- Stated goal
Extract every record, keeping each one exactly as it is.
begin
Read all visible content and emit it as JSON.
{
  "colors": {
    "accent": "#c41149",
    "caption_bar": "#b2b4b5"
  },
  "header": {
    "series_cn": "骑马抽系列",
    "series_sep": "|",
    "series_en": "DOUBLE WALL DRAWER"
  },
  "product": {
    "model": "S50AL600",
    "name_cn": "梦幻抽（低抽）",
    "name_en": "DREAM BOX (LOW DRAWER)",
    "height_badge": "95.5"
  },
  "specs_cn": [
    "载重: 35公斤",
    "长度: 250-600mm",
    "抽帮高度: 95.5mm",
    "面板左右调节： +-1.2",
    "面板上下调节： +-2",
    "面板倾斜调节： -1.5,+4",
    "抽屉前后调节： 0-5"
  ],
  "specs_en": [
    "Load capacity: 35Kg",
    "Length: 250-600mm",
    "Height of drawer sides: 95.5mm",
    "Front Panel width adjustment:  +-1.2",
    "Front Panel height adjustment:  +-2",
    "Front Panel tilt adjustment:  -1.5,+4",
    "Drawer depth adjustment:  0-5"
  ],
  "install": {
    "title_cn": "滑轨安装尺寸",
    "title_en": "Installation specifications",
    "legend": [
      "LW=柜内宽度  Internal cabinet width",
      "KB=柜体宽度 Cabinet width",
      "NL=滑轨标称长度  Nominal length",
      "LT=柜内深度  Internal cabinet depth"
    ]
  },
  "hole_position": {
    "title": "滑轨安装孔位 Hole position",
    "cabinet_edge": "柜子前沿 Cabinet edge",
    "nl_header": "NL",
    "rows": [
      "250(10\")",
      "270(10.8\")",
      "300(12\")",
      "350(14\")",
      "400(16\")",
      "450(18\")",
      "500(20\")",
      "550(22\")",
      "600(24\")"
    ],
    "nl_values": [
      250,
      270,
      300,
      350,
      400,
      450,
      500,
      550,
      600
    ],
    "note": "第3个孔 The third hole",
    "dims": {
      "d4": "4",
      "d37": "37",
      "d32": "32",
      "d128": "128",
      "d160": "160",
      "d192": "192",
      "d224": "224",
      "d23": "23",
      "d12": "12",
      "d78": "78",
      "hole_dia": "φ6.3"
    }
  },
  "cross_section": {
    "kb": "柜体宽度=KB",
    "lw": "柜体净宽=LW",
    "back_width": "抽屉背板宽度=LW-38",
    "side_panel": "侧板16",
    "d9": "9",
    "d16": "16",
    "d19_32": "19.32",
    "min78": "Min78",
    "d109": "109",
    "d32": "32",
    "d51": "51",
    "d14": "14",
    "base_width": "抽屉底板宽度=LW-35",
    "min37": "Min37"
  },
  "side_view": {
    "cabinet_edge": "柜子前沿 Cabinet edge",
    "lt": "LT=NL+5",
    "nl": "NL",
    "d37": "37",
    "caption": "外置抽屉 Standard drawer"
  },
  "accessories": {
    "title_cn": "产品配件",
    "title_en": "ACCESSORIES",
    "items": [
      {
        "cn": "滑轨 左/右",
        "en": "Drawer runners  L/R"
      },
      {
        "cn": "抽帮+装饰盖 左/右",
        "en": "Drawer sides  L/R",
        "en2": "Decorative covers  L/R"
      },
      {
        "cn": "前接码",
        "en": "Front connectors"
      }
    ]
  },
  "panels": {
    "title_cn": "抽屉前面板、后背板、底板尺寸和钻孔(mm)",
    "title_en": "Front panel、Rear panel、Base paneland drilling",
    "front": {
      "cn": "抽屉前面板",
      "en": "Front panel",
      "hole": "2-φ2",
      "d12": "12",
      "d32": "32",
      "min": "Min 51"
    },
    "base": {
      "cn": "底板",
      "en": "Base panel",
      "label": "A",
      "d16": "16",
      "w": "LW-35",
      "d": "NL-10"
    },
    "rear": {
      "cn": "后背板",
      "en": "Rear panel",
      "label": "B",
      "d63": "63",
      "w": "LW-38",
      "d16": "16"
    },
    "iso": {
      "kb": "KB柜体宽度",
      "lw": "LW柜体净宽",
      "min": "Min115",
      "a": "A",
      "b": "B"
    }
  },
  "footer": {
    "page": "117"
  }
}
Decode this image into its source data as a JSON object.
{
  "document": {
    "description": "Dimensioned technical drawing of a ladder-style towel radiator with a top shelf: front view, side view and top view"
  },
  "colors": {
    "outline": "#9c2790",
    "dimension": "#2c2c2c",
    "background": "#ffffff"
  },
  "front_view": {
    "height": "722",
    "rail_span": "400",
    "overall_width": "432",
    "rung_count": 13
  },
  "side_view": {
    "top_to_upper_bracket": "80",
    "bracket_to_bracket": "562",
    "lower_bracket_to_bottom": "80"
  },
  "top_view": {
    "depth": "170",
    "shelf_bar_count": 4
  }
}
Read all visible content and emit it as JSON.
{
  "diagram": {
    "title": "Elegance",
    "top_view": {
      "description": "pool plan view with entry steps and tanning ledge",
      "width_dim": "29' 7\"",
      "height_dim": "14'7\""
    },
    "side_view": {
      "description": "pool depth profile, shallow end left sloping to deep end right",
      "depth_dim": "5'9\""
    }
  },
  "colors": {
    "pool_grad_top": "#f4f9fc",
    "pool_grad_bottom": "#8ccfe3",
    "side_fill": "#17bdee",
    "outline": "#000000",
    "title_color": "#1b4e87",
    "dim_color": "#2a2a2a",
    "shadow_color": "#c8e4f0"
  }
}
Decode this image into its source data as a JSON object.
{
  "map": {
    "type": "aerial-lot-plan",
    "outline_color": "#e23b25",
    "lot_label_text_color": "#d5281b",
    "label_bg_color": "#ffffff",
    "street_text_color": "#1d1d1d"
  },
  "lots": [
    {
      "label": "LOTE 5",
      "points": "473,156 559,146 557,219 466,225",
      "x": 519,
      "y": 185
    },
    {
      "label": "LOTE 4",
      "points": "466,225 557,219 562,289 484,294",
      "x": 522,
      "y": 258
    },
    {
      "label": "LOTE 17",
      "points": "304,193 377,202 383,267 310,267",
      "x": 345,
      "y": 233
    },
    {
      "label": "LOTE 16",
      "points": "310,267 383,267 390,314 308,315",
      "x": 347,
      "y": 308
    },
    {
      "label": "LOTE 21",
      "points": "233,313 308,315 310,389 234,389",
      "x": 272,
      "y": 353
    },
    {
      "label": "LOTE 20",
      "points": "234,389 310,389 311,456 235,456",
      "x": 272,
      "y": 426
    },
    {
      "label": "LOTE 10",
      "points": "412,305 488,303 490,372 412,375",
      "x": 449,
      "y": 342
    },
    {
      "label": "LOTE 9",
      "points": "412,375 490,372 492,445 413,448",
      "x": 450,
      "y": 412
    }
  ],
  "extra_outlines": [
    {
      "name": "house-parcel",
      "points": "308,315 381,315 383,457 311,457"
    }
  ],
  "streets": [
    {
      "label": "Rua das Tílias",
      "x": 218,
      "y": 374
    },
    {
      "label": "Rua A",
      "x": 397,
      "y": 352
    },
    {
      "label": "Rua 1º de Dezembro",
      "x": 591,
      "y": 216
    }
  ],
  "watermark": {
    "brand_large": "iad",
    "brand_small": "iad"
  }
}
end
- Solution to this problem
Read all visible content and emit it as JSON.
{
  "colors": {
    "accent": "#c41149",
    "caption_bar": "#b2b4b5"
  },
  "header": {
    "series_cn": "骑马抽系列",
    "series_sep": "|",
    "series_en": "DOUBLE WALL DRAWER"
  },
  "product": {
    "model": "S50AL600",
    "name_cn": "梦幻抽（低抽）",
    "name_en": "DREAM BOX (LOW DRAWER)",
    "height_badge": "95.5"
  },
  "specs_cn": [
    "载重: 35公斤",
    "长度: 250-600mm",
    "抽帮高度: 95.5mm",
    "面板左右调节： +-1.2",
    "面板上下调节： +-2",
    "面板倾斜调节： -1.5,+4",
    "抽屉前后调节： 0-5"
  ],
  "specs_en": [
    "Load capacity: 35Kg",
    "Length: 250-600mm",
    "Height of drawer sides: 95.5mm",
    "Front Panel width adjustment:  +-1.2",
    "Front Panel height adjustment:  +-2",
    "Front Panel tilt adjustment:  -1.5,+4",
    "Drawer depth adjustment:  0-5"
  ],
  "install": {
    "title_cn": "滑轨安装尺寸",
    "title_en": "Installation specifications",
    "legend": [
      "LW=柜内宽度  Internal cabinet width",
      "KB=柜体宽度 Cabinet width",
      "NL=滑轨标称长度  Nominal length",
      "LT=柜内深度  Internal cabinet depth"
    ]
  },
  "hole_position": {
    "title": "滑轨安装孔位 Hole position",
    "cabinet_edge": "柜子前沿 Cabinet edge",
    "nl_header": "NL",
    "rows": [
      "250(10\")",
      "270(10.8\")",
      "300(12\")",
      "350(14\")",
      "400(16\")",
      "450(18\")",
      "500(20\")",
      "550(22\")",
      "600(24\")"
    ],
    "nl_values": [
      250,
      270,
      300,
      350,
      400,
      450,
      500,
      550,
      600
    ],
    "note": "第3个孔 The third hole",
    "dims": {
      "d4": "4",
      "d37": "37",
      "d32": "32",
      "d128": "128",
      "d160": "160",
      "d192": "192",
      "d224": "224",
      "d23": "23",
      "d12": "12",
      "d78": "78",
      "hole_dia": "φ6.3"
    }
  },
  "cross_section": {
    "kb": "柜体宽度=KB",
    "lw": "柜体净宽=LW",
    "back_width": "抽屉背板宽度=LW-38",
    "side_panel": "侧板16",
    "d9": "9",
    "d16": "16",
    "d19_32": "19.32",
    "min78": "Min78",
    "d109": "109",
    "d32": "32",
    "d51": "51",
    "d14": "14",
    "base_width": "抽屉底板宽度=LW-35",
    "min37": "Min37"
  },
  "side_view": {
    "cabinet_edge": "柜子前沿 Cabinet edge",
    "lt": "LT=NL+5",
    "nl": "NL",
    "d37": "37",
    "caption": "外置抽屉 Standard drawer"
  },
  "accessories": {
    "title_cn": "产品配件",
    "title_en": "ACCESSORIES",
    "items": [
      {
        "cn": "滑轨 左/右",
        "en": "Drawer runners  L/R"
      },
      {
        "cn": "抽帮+装饰盖 左/右",
        "en": "Drawer sides  L/R",
        "en2": "Decorative covers  L/R"
      },
      {
        "cn": "前接码",
        "en": "Front connectors"
      }
    ]
  },
  "panels": {
    "title_cn": "抽屉前面板、后背板、底板尺寸和钻孔(mm)",
    "title_en": "Front panel、Rear panel、Base paneland drilling",
    "front": {
      "cn": "抽屉前面板",
      "en": "Front panel",
      "hole": "2-φ2",
      "d12": "12",
      "d32": "32",
      "min": "Min 51"
    },
    "base": {
      "cn": "底板",
      "en": "Base panel",
      "label": "A",
      "d16": "16",
      "w": "LW-35",
      "d": "NL-10"
    },
    "rear": {
      "cn": "后背板",
      "en": "Rear panel",
      "label": "B",
      "d63": "63",
      "w": "LW-38",
      "d16": "16"
    },
    "iso": {
      "kb": "KB柜体宽度",
      "lw": "LW柜体净宽",
      "min": "Min115",
      "a": "A",
      "b": "B"
    }
  },
  "footer": {
    "page": "117"
  }
}
Decode this image into its source data as a JSON object.
{
  "document": {
    "description": "Dimensioned technical drawing of a ladder-style towel radiator with a top shelf: front view, side view and top view"
  },
  "colors": {
    "outline": "#9c2790",
    "dimension": "#2c2c2c",
    "background": "#ffffff"
  },
  "front_view": {
    "height": "722",
    "rail_span": "400",
    "overall_width": "432",
    "rung_count": 13
  },
  "side_view": {
    "top_to_upper_bracket": "80",
    "bracket_to_bracket": "562",
    "lower_bracket_to_bottom": "80"
  },
  "top_view": {
    "depth": "170",
    "shelf_bar_count": 4
  }
}
Read all visible content and emit it as JSON.
{
  "diagram": {
    "title": "Elegance",
    "top_view": {
      "description": "pool plan view with entry steps and tanning ledge",
      "width_dim": "29' 7\"",
      "height_dim": "14'7\""
    },
    "side_view": {
      "description": "pool depth profile, shallow end left sloping to deep end right",
      "depth_dim": "5'9\""
    }
  },
  "colors": {
    "pool_grad_top": "#f4f9fc",
    "pool_grad_bottom": "#8ccfe3",
    "side_fill": "#17bdee",
    "outline": "#000000",
    "title_color": "#1b4e87",
    "dim_color": "#2a2a2a",
    "shadow_color": "#c8e4f0"
  }
}
Decode this image into its source data as a JSON object.
{
  "map": {
    "type": "aerial-lot-plan",
    "outline_color": "#e23b25",
    "lot_label_text_color": "#d5281b",
    "label_bg_color": "#ffffff",
    "street_text_color": "#1d1d1d"
  },
  "lots": [
    {
      "label": "LOTE 5",
      "points": "473,156 559,146 557,219 466,225",
      "x": 519,
      "y": 185
    },
    {
      "label": "LOTE 4",
      "points": "466,225 557,219 562,289 484,294",
      "x": 522,
      "y": 258
    },
    {
      "label": "LOTE 17",
      "points": "304,193 377,202 383,267 310,267",
      "x": 345,
      "y": 233
    },
    {
      "label": "LOTE 16",
      "points": "310,267 383,267 390,314 308,315",
      "x": 347,
      "y": 308
    },
    {
      "label": "LOTE 21",
      "points": "233,313 308,315 310,389 234,389",
      "x": 272,
      "y": 353
    },
    {
      "label": "LOTE 20",
      "points": "234,389 310,389 311,456 235,456",
      "x": 272,
      "y": 426
    },
    {
      "label": "LOTE 10",
      "points": "412,305 488,303 490,372 412,375",
      "x": 449,
      "y": 342
    },
    {
      "label": "LOTE 9",
      "points": "412,375 490,372 492,445 413,448",
      "x": 450,
      "y": 412
    }
  ],
  "extra_outlines": [
    {
      "name": "house-parcel",
      "points": "308,315 381,315 383,457 311,457"
    }
  ],
  "streets": [
    {
      "label": "Rua das Tílias",
      "x": 218,
      "y": 374
    },
    {
      "label": "Rua A",
      "x": 397,
      "y": 352
    },
    {
      "label": "Rua 1º de Dezembro",
      "x": 591,
      "y": 216
    }
  ],
  "watermark": {
    "brand_large": "iad",
    "brand_small": "iad"
  }
}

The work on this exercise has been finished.